**Exercise:** Omit the images, then print each record below exactly as it reads.

(Data entries)
▬▬▬

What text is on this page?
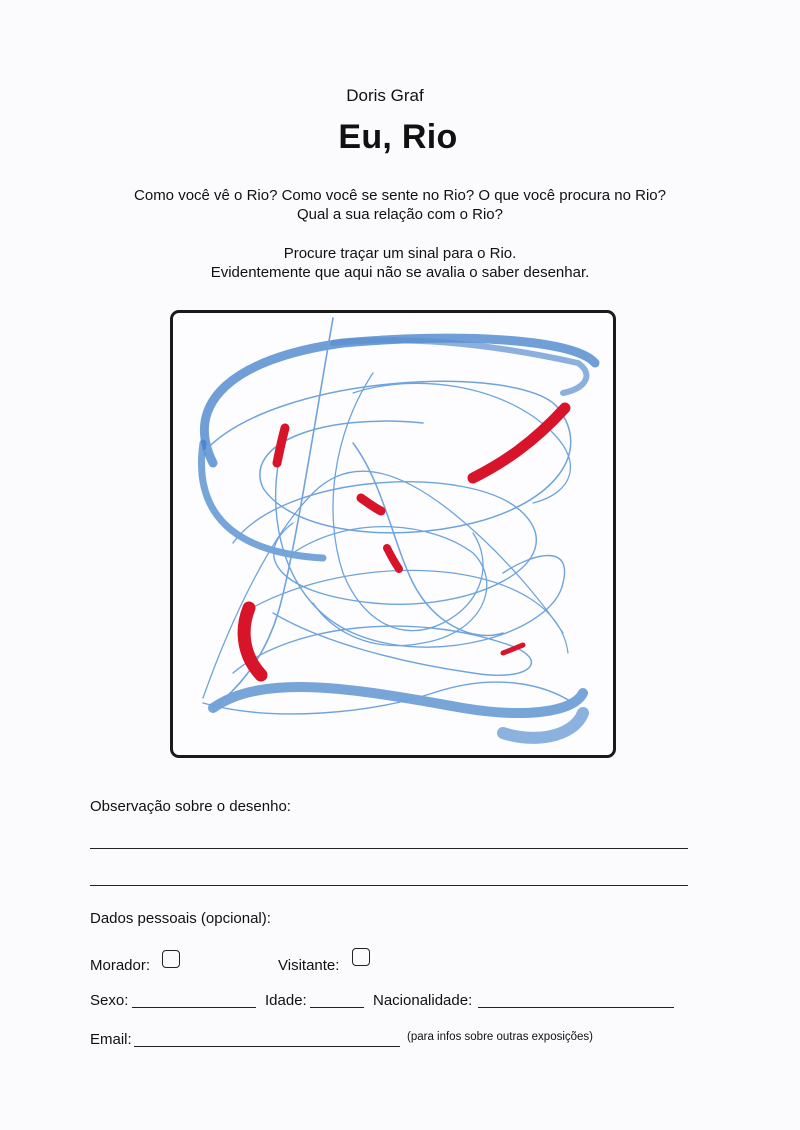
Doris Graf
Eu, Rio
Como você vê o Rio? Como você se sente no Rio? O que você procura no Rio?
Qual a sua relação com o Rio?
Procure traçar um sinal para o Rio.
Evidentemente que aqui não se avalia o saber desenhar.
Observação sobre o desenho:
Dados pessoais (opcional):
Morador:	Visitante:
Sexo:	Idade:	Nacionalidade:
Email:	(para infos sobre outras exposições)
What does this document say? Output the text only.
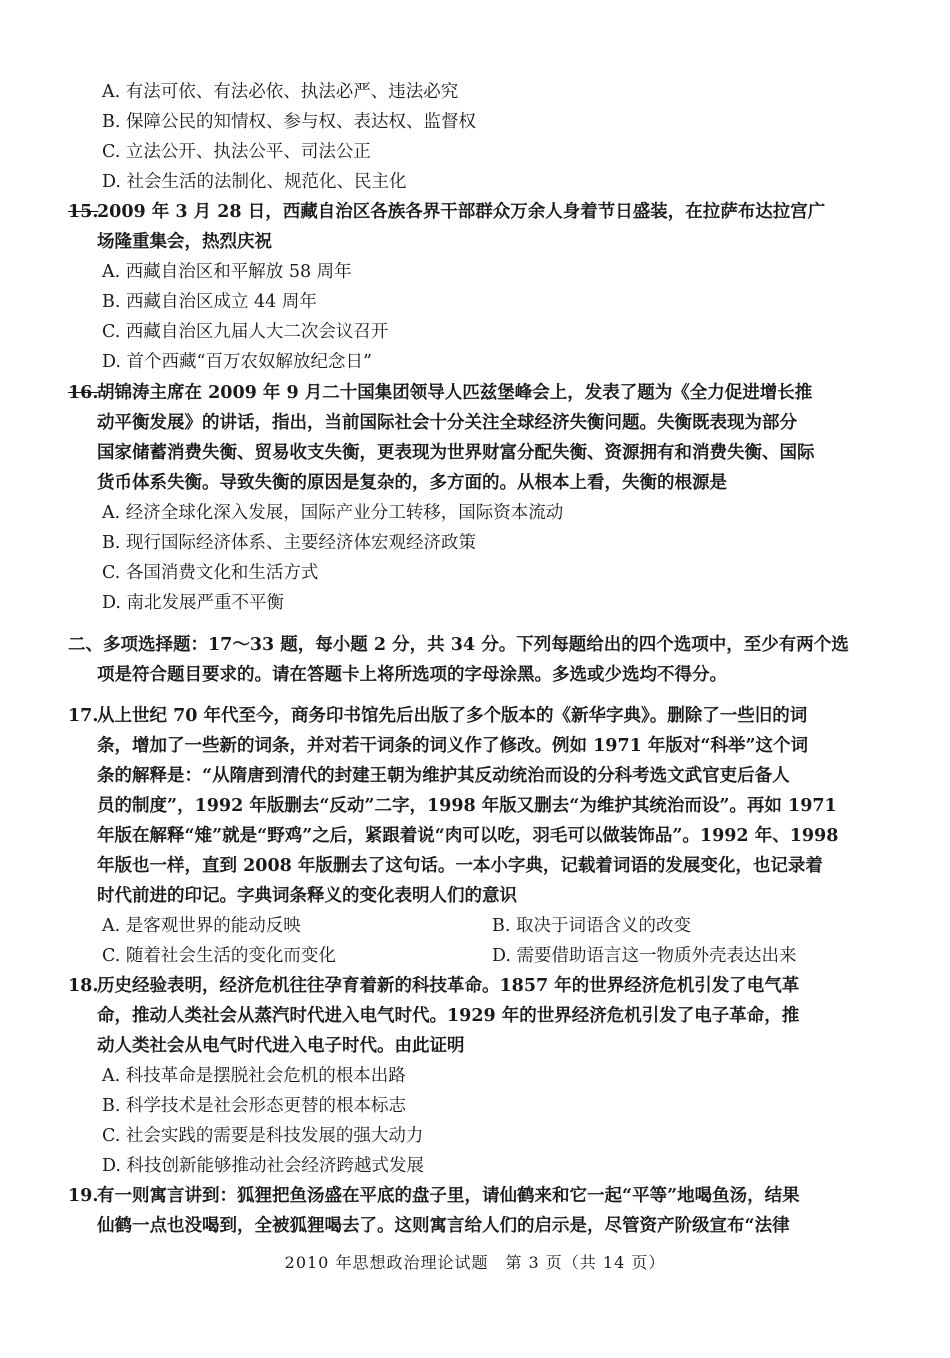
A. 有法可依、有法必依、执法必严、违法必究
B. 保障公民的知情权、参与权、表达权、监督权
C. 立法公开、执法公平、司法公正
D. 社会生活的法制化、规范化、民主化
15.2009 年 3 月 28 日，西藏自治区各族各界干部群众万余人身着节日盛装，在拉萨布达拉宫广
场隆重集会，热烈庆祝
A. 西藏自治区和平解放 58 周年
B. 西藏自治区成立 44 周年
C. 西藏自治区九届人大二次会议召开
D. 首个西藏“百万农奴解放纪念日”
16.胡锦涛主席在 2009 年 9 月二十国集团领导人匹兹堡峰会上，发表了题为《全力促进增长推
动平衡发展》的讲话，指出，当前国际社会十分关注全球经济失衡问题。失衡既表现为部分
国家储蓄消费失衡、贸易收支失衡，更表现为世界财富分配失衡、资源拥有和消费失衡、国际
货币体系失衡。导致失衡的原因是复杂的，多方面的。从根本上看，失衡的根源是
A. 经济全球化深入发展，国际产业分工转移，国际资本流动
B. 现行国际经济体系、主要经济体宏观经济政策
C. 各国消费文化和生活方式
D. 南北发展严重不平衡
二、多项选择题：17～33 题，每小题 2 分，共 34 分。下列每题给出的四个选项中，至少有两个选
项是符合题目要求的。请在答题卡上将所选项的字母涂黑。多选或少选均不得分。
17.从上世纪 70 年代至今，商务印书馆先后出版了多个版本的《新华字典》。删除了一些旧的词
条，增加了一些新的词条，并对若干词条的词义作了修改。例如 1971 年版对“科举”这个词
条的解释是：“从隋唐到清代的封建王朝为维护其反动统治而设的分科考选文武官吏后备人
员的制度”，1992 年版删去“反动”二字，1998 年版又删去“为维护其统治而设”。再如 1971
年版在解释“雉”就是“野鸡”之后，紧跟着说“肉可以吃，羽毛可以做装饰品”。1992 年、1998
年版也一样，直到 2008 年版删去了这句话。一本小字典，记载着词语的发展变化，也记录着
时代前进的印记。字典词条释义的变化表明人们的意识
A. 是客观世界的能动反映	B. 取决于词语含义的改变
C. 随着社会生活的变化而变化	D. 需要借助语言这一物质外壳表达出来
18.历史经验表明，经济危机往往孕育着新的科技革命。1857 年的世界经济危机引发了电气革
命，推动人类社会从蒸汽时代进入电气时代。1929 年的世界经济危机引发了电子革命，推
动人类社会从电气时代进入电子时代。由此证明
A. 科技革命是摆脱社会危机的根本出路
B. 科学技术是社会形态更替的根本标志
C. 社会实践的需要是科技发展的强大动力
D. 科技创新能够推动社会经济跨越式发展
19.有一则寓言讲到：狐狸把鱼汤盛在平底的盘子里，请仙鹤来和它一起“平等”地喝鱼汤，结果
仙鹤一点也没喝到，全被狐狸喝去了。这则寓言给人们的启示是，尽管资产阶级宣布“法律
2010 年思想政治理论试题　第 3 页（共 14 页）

▬▬▬

**Complete answer:**
What text is on this page?
Doris Graf
Eu, Rio
Como você vê o Rio? Como você se sente no Rio? O que você procura no Rio?
Qual a sua relação com o Rio?
Procure traçar um sinal para o Rio.
Evidentemente que aqui não se avalia o saber desenhar.
Observação sobre o desenho:
Dados pessoais (opcional):
Morador:	Visitante:
Sexo:	Idade:	Nacionalidade:
Email:	(para infos sobre outras exposições)
What does this document say? Output the text only.
A. 有法可依、有法必依、执法必严、违法必究
B. 保障公民的知情权、参与权、表达权、监督权
C. 立法公开、执法公平、司法公正
D. 社会生活的法制化、规范化、民主化
15.2009 年 3 月 28 日，西藏自治区各族各界干部群众万余人身着节日盛装，在拉萨布达拉宫广
场隆重集会，热烈庆祝
A. 西藏自治区和平解放 58 周年
B. 西藏自治区成立 44 周年
C. 西藏自治区九届人大二次会议召开
D. 首个西藏“百万农奴解放纪念日”
16.胡锦涛主席在 2009 年 9 月二十国集团领导人匹兹堡峰会上，发表了题为《全力促进增长推
动平衡发展》的讲话，指出，当前国际社会十分关注全球经济失衡问题。失衡既表现为部分
国家储蓄消费失衡、贸易收支失衡，更表现为世界财富分配失衡、资源拥有和消费失衡、国际
货币体系失衡。导致失衡的原因是复杂的，多方面的。从根本上看，失衡的根源是
A. 经济全球化深入发展，国际产业分工转移，国际资本流动
B. 现行国际经济体系、主要经济体宏观经济政策
C. 各国消费文化和生活方式
D. 南北发展严重不平衡
二、多项选择题：17～33 题，每小题 2 分，共 34 分。下列每题给出的四个选项中，至少有两个选
项是符合题目要求的。请在答题卡上将所选项的字母涂黑。多选或少选均不得分。
17.从上世纪 70 年代至今，商务印书馆先后出版了多个版本的《新华字典》。删除了一些旧的词
条，增加了一些新的词条，并对若干词条的词义作了修改。例如 1971 年版对“科举”这个词
条的解释是：“从隋唐到清代的封建王朝为维护其反动统治而设的分科考选文武官吏后备人
员的制度”，1992 年版删去“反动”二字，1998 年版又删去“为维护其统治而设”。再如 1971
年版在解释“雉”就是“野鸡”之后，紧跟着说“肉可以吃，羽毛可以做装饰品”。1992 年、1998
年版也一样，直到 2008 年版删去了这句话。一本小字典，记载着词语的发展变化，也记录着
时代前进的印记。字典词条释义的变化表明人们的意识
A. 是客观世界的能动反映	B. 取决于词语含义的改变
C. 随着社会生活的变化而变化	D. 需要借助语言这一物质外壳表达出来
18.历史经验表明，经济危机往往孕育着新的科技革命。1857 年的世界经济危机引发了电气革
命，推动人类社会从蒸汽时代进入电气时代。1929 年的世界经济危机引发了电子革命，推
动人类社会从电气时代进入电子时代。由此证明
A. 科技革命是摆脱社会危机的根本出路
B. 科学技术是社会形态更替的根本标志
C. 社会实践的需要是科技发展的强大动力
D. 科技创新能够推动社会经济跨越式发展
19.有一则寓言讲到：狐狸把鱼汤盛在平底的盘子里，请仙鹤来和它一起“平等”地喝鱼汤，结果
仙鹤一点也没喝到，全被狐狸喝去了。这则寓言给人们的启示是，尽管资产阶级宣布“法律
2010 年思想政治理论试题　第 3 页（共 14 页）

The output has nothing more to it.